→ Requirements
Find every line with "megfizetni" in it, then report how many there are and nothing more.

====== Records shown ======

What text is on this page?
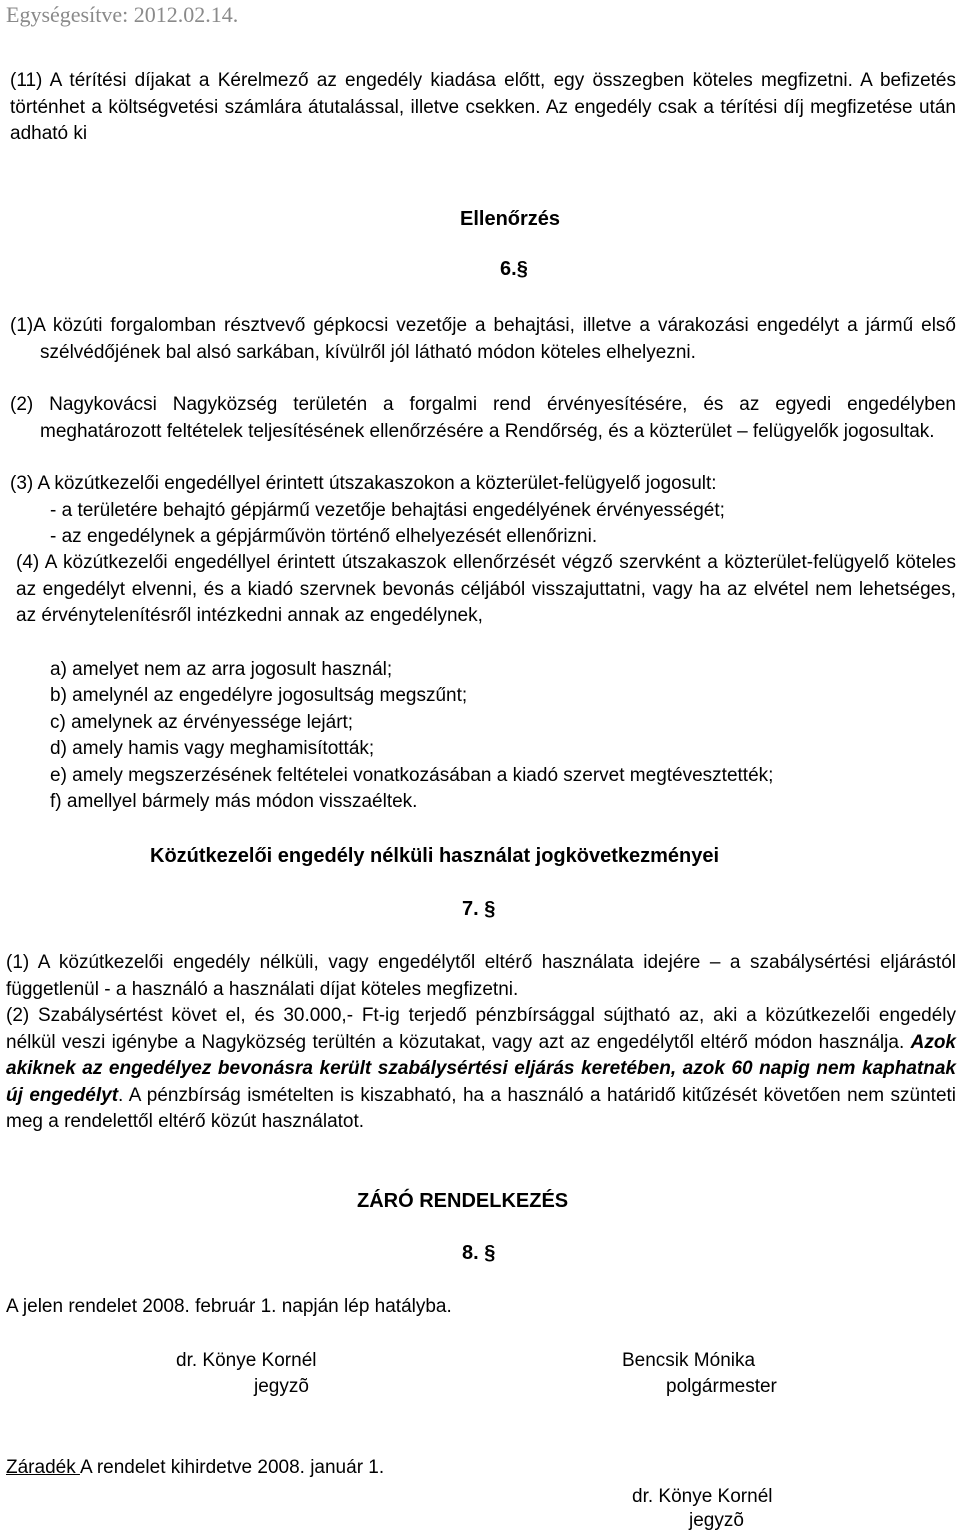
Egységesítve: 2012.02.14.

(11) A térítési díjakat a Kérelmező az engedély kiadása előtt, egy összegben köteles megfizetni. A befizetés történhet a költségvetési számlára átutalással, illetve csekken. Az engedély csak a térítési díj megfizetése után adható ki

Ellenőrzés
6.§

(1)A közúti forgalomban résztvevő gépkocsi vezetője a behajtási, illetve a várakozási engedélyt a jármű első szélvédőjének bal alsó sarkában, kívülről jól látható módon köteles elhelyezni.

(2) Nagykovácsi Nagyközség területén a forgalmi rend érvényesítésére, és az egyedi engedélyben meghatározott feltételek teljesítésének ellenőrzésére a Rendőrség, és a közterület – felügyelők jogosultak.

(3) A közútkezelői engedéllyel érintett útszakaszokon a közterület-felügyelő jogosult:
- a területére behajtó gépjármű vezetője behajtási engedélyének érvényességét;
- az engedélynek a gépjárművön történő elhelyezését ellenőrizni.

(4) A közútkezelői engedéllyel érintett útszakaszok ellenőrzését végző szervként a közterület-felügyelő köteles az engedélyt elvenni, és a kiadó szervnek bevonás céljából visszajuttatni, vagy ha az elvétel nem lehetséges, az érvénytelenítésről intézkedni annak az engedélynek,

a) amelyet nem az arra jogosult használ;
b) amelynél az engedélyre jogosultság megszűnt;
c) amelynek az érvényessége lejárt;
d) amely hamis vagy meghamisították;
e) amely megszerzésének feltételei vonatkozásában a kiadó szervet megtévesztették;
f) amellyel bármely más módon visszaéltek.
Közútkezelői engedély nélküli használat jogkövetkezményei
7. §

(1) A közútkezelői engedély nélküli, vagy engedélytől eltérő használata idejére – a szabálysértési eljárástól függetlenül - a használó a használati díjat köteles megfizetni.

(2) Szabálysértést követ el, és 30.000,- Ft-ig terjedő pénzbírsággal sújtható az, aki a közútkezelői engedély nélkül veszi igénybe a Nagyközség terültén a közutakat, vagy azt az engedélytől eltérő módon használja. Azok akiknek az engedélyez bevonásra került szabálysértési eljárás keretében, azok 60 napig nem kaphatnak új engedélyt. A pénzbírság ismételten is kiszabható, ha a használó a határidő kitűzését követően nem szünteti meg a rendelettől eltérő közút használatot.

ZÁRÓ RENDELKEZÉS
8. §
A jelen rendelet 2008. február 1. napján lép hatályba.
dr. Könye Kornél
jegyzõ
Bencsik Mónika
polgármester
Záradék A rendelet kihirdetve 2008. január 1.
dr. Könye Kornél
jegyzõ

======

→ Solved exercise
2